* _Provided records_:
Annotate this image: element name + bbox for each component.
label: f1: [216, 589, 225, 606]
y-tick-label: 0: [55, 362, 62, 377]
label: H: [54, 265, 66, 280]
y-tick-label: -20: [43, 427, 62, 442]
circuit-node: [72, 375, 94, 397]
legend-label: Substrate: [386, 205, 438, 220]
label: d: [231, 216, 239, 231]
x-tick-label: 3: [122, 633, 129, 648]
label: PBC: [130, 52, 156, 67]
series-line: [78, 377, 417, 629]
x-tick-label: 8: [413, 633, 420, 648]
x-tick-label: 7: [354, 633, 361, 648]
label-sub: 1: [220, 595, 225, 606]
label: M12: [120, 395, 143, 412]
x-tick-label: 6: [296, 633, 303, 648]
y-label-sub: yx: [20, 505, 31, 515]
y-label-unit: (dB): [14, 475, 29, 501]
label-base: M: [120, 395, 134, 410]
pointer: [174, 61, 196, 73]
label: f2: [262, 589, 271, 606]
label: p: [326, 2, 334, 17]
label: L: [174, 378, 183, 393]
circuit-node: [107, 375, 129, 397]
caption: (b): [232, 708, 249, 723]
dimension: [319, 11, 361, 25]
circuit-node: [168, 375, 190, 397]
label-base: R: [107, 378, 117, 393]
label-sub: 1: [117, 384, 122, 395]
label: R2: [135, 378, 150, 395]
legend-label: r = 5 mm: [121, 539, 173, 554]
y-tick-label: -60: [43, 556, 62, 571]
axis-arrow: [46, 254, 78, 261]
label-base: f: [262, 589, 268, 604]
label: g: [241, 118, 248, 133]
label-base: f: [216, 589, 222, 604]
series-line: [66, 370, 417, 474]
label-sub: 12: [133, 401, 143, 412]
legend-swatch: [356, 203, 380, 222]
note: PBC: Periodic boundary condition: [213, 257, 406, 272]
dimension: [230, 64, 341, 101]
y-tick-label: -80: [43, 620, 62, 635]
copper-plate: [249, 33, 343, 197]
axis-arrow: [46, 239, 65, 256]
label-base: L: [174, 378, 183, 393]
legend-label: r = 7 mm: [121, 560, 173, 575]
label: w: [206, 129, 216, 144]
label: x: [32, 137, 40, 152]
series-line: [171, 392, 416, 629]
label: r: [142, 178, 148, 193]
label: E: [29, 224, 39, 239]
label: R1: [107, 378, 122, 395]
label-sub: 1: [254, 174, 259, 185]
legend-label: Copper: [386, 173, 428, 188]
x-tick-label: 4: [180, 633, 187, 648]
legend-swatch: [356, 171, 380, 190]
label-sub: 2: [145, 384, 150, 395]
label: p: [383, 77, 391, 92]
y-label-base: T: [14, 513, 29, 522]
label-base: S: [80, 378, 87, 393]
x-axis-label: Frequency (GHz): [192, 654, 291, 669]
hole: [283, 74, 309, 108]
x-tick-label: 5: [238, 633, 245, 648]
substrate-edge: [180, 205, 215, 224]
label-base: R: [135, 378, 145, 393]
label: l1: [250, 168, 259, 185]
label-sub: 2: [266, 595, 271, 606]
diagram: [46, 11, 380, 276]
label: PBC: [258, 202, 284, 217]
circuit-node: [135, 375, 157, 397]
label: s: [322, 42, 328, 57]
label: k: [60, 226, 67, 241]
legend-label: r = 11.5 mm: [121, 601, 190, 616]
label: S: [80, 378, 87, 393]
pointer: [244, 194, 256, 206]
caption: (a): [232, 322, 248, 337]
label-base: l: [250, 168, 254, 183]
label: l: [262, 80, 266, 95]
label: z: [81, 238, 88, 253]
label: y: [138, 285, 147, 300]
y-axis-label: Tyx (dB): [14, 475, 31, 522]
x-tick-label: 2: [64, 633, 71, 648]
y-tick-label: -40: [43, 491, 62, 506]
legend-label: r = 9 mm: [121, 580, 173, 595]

* _What to do_:
Reproduce all of the material above, changing every occurrence of "legend-label" to "legend-text" and leaving everything else as it is.

* _Full solution_:
Annotate this image: element name + bbox for each component.
label: f1: [216, 589, 225, 606]
y-tick-label: 0: [55, 362, 62, 377]
label: H: [54, 265, 66, 280]
y-tick-label: -20: [43, 427, 62, 442]
circuit-node: [72, 375, 94, 397]
legend-text: Substrate: [386, 205, 438, 220]
label: d: [231, 216, 239, 231]
x-tick-label: 3: [122, 633, 129, 648]
label: PBC: [130, 52, 156, 67]
series-line: [78, 377, 417, 629]
x-tick-label: 8: [413, 633, 420, 648]
x-tick-label: 7: [354, 633, 361, 648]
label-sub: 1: [220, 595, 225, 606]
label: M12: [120, 395, 143, 412]
x-tick-label: 6: [296, 633, 303, 648]
y-label-sub: yx: [20, 505, 31, 515]
y-label-unit: (dB): [14, 475, 29, 501]
label-base: M: [120, 395, 134, 410]
pointer: [174, 61, 196, 73]
label: f2: [262, 589, 271, 606]
label: p: [326, 2, 334, 17]
label: L: [174, 378, 183, 393]
circuit-node: [107, 375, 129, 397]
caption: (b): [232, 708, 249, 723]
dimension: [319, 11, 361, 25]
circuit-node: [168, 375, 190, 397]
label-base: R: [107, 378, 117, 393]
label-sub: 1: [117, 384, 122, 395]
label: R2: [135, 378, 150, 395]
legend-text: r = 5 mm: [121, 539, 173, 554]
y-tick-label: -60: [43, 556, 62, 571]
axis-arrow: [46, 254, 78, 261]
label-base: f: [262, 589, 268, 604]
label: g: [241, 118, 248, 133]
label-base: f: [216, 589, 222, 604]
series-line: [66, 370, 417, 474]
label-sub: 12: [133, 401, 143, 412]
legend-swatch: [356, 203, 380, 222]
note: PBC: Periodic boundary condition: [213, 257, 406, 272]
dimension: [230, 64, 341, 101]
y-tick-label: -80: [43, 620, 62, 635]
copper-plate: [249, 33, 343, 197]
axis-arrow: [46, 239, 65, 256]
label-base: L: [174, 378, 183, 393]
legend-text: r = 7 mm: [121, 560, 173, 575]
label: w: [206, 129, 216, 144]
label: x: [32, 137, 40, 152]
series-line: [171, 392, 416, 629]
label: r: [142, 178, 148, 193]
label: E: [29, 224, 39, 239]
label: R1: [107, 378, 122, 395]
label-sub: 1: [254, 174, 259, 185]
legend-text: Copper: [386, 173, 428, 188]
x-tick-label: 4: [180, 633, 187, 648]
legend-swatch: [356, 171, 380, 190]
label-sub: 2: [145, 384, 150, 395]
label: p: [383, 77, 391, 92]
y-label-base: T: [14, 513, 29, 522]
label-base: S: [80, 378, 87, 393]
x-axis-label: Frequency (GHz): [192, 654, 291, 669]
hole: [283, 74, 309, 108]
x-tick-label: 5: [238, 633, 245, 648]
substrate-edge: [180, 205, 215, 224]
label-base: R: [135, 378, 145, 393]
label: l1: [250, 168, 259, 185]
label-sub: 2: [266, 595, 271, 606]
diagram: [46, 11, 380, 276]
label: PBC: [258, 202, 284, 217]
circuit-node: [135, 375, 157, 397]
label: s: [322, 42, 328, 57]
label: k: [60, 226, 67, 241]
legend-text: r = 11.5 mm: [121, 601, 190, 616]
label: S: [80, 378, 87, 393]
pointer: [244, 194, 256, 206]
caption: (a): [232, 322, 248, 337]
label-base: l: [250, 168, 254, 183]
label: l: [262, 80, 266, 95]
label: z: [81, 238, 88, 253]
label: y: [138, 285, 147, 300]
y-axis-label: Tyx (dB): [14, 475, 31, 522]
x-tick-label: 2: [64, 633, 71, 648]
y-tick-label: -40: [43, 491, 62, 506]
legend-text: r = 9 mm: [121, 580, 173, 595]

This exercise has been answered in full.